▶ **Given problem**
Convert every one of the records into a JSON list of strings, with one string for each line and no blank lines.

(Some records)
━━━━━━━━━━━━━━━━
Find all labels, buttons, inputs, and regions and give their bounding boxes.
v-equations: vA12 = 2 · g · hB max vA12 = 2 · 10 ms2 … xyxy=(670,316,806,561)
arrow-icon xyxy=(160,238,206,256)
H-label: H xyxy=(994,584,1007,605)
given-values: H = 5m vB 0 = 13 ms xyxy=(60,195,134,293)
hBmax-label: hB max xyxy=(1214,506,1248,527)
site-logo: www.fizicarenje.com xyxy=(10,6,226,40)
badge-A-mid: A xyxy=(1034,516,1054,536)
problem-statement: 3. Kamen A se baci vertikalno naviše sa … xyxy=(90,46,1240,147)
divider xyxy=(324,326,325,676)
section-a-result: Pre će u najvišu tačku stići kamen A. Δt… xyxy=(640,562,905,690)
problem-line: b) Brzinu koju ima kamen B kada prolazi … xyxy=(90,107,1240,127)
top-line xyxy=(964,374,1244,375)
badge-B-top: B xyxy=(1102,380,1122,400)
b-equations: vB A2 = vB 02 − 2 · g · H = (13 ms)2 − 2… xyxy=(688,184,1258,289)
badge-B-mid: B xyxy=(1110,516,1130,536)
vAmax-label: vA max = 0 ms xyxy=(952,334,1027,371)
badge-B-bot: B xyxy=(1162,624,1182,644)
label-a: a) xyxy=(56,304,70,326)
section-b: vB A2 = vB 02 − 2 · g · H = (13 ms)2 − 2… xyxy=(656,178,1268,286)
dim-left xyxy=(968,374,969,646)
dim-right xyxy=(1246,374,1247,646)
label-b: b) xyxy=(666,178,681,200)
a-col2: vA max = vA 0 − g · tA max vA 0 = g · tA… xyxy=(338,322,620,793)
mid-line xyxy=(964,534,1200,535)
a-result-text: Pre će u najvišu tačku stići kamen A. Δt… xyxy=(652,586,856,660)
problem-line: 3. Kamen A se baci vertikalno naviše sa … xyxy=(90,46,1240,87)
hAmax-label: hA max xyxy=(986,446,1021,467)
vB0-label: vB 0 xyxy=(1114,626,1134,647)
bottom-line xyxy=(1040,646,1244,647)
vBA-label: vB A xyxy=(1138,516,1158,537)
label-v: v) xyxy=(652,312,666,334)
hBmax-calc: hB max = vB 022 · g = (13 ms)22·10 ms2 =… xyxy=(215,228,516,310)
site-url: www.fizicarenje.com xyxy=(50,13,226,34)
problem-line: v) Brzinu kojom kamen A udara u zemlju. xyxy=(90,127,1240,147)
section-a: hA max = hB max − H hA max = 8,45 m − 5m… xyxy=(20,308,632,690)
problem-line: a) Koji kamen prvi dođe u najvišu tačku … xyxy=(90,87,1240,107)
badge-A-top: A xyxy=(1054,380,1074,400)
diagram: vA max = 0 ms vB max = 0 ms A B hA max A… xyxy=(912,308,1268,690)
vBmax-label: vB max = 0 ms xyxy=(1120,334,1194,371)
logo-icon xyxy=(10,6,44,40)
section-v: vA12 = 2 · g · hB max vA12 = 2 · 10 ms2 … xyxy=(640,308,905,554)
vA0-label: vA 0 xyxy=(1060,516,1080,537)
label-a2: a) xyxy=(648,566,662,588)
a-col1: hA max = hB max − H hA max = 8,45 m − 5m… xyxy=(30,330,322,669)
━━━━━━━━━━━━━━━━
▶ **Result of the task**
[
  "Find all labels, buttons, inputs, and regions and give their bounding boxes.",
  "v-equations: vA12 = 2 · g · hB max vA12 = 2 · 10 ms2 … xyxy=(670,316,806,561)",
  "arrow-icon xyxy=(160,238,206,256)",
  "H-label: H xyxy=(994,584,1007,605)",
  "given-values: H = 5m vB 0 = 13 ms xyxy=(60,195,134,293)",
  "hBmax-label: hB max xyxy=(1214,506,1248,527)",
  "site-logo: www.fizicarenje.com xyxy=(10,6,226,40)",
  "badge-A-mid: A xyxy=(1034,516,1054,536)",
  "problem-statement: 3. Kamen A se baci vertikalno naviše sa … xyxy=(90,46,1240,147)",
  "divider xyxy=(324,326,325,676)",
  "section-a-result: Pre će u najvišu tačku stići kamen A. Δt… xyxy=(640,562,905,690)",
  "problem-line: b) Brzinu koju ima kamen B kada prolazi … xyxy=(90,107,1240,127)",
  "top-line xyxy=(964,374,1244,375)",
  "badge-B-top: B xyxy=(1102,380,1122,400)",
  "b-equations: vB A2 = vB 02 − 2 · g · H = (13 ms)2 − 2… xyxy=(688,184,1258,289)",
  "badge-B-mid: B xyxy=(1110,516,1130,536)",
  "vAmax-label: vA max = 0 ms xyxy=(952,334,1027,371)",
  "badge-B-bot: B xyxy=(1162,624,1182,644)",
  "label-a: a) xyxy=(56,304,70,326)",
  "section-b: vB A2 = vB 02 − 2 · g · H = (13 ms)2 − 2… xyxy=(656,178,1268,286)",
  "dim-left xyxy=(968,374,969,646)",
  "dim-right xyxy=(1246,374,1247,646)",
  "label-b: b) xyxy=(666,178,681,200)",
  "a-col2: vA max = vA 0 − g · tA max vA 0 = g · tA… xyxy=(338,322,620,793)",
  "mid-line xyxy=(964,534,1200,535)",
  "a-result-text: Pre će u najvišu tačku stići kamen A. Δt… xyxy=(652,586,856,660)",
  "problem-line: 3. Kamen A se baci vertikalno naviše sa … xyxy=(90,46,1240,87)",
  "hAmax-label: hA max xyxy=(986,446,1021,467)",
  "vB0-label: vB 0 xyxy=(1114,626,1134,647)",
  "bottom-line xyxy=(1040,646,1244,647)",
  "vBA-label: vB A xyxy=(1138,516,1158,537)",
  "label-v: v) xyxy=(652,312,666,334)",
  "hBmax-calc: hB max = vB 022 · g = (13 ms)22·10 ms2 =… xyxy=(215,228,516,310)",
  "site-url: www.fizicarenje.com xyxy=(50,13,226,34)",
  "problem-line: v) Brzinu kojom kamen A udara u zemlju. xyxy=(90,127,1240,147)",
  "section-a: hA max = hB max − H hA max = 8,45 m − 5m… xyxy=(20,308,632,690)",
  "problem-line: a) Koji kamen prvi dođe u najvišu tačku … xyxy=(90,87,1240,107)",
  "badge-A-top: A xyxy=(1054,380,1074,400)",
  "diagram: vA max = 0 ms vB max = 0 ms A B hA max A… xyxy=(912,308,1268,690)",
  "vBmax-label: vB max = 0 ms xyxy=(1120,334,1194,371)",
  "logo-icon xyxy=(10,6,44,40)",
  "section-v: vA12 = 2 · g · hB max vA12 = 2 · 10 ms2 … xyxy=(640,308,905,554)",
  "vA0-label: vA 0 xyxy=(1060,516,1080,537)",
  "label-a2: a) xyxy=(648,566,662,588)",
  "a-col1: hA max = hB max − H hA max = 8,45 m − 5m… xyxy=(30,330,322,669)"
]